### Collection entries
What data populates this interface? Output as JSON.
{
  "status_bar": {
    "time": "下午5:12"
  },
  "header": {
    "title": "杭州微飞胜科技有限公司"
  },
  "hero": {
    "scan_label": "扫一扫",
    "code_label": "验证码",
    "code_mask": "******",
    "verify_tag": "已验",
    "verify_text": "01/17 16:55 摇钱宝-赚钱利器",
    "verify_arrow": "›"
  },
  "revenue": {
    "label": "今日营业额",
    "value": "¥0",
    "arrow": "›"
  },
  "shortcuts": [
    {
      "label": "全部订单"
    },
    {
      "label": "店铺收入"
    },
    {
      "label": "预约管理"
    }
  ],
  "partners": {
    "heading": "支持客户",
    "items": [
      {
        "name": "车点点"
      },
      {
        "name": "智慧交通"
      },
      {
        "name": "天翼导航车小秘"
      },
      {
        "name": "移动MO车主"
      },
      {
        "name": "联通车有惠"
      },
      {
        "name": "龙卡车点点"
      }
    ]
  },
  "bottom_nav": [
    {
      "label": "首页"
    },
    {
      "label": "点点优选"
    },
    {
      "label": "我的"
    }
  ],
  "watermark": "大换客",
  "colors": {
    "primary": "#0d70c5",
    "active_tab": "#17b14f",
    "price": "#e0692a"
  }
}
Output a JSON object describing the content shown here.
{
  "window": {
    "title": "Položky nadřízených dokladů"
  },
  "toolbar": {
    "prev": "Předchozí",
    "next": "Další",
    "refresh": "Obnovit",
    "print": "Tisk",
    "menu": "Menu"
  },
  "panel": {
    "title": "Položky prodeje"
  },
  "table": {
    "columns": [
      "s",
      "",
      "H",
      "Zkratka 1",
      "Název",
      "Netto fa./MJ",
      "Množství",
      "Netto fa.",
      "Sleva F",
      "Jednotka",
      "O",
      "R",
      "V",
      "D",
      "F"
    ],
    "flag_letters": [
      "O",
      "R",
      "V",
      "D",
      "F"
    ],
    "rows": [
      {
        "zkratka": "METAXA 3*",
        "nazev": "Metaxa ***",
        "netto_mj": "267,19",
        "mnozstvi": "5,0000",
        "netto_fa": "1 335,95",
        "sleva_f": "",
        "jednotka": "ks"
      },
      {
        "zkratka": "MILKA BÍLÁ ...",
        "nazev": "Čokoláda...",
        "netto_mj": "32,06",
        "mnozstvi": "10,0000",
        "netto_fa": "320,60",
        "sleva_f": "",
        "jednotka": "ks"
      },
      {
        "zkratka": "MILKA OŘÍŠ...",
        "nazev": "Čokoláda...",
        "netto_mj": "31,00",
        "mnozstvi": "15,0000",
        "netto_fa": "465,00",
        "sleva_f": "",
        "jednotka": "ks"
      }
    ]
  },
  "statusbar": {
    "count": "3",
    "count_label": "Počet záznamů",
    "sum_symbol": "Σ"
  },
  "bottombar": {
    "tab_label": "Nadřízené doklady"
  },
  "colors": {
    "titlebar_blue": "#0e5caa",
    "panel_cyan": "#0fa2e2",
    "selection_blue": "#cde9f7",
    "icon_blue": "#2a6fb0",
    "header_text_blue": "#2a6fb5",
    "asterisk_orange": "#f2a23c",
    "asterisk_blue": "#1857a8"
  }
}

### Exercise goal
Above are the records; copy every line in them that holds the word "mnozstvi".

### Response to this exercise
        "mnozstvi": "5,0000",
        "mnozstvi": "10,0000",
        "mnozstvi": "15,0000",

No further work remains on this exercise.